TASK. Only the number is wanted: count the lines that contain "image".

TASK INPUT.

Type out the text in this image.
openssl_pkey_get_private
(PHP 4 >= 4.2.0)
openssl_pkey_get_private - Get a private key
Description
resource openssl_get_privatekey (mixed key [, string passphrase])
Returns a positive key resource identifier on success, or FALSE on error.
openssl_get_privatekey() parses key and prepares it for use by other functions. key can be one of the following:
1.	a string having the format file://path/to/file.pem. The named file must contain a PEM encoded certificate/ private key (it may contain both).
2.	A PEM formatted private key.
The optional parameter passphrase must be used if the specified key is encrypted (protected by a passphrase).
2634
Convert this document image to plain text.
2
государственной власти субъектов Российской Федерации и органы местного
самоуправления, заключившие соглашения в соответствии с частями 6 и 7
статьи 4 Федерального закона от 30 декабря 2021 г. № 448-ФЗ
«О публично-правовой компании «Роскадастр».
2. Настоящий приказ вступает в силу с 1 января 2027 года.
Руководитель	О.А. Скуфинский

RESULT OF THE EXERCISE. 2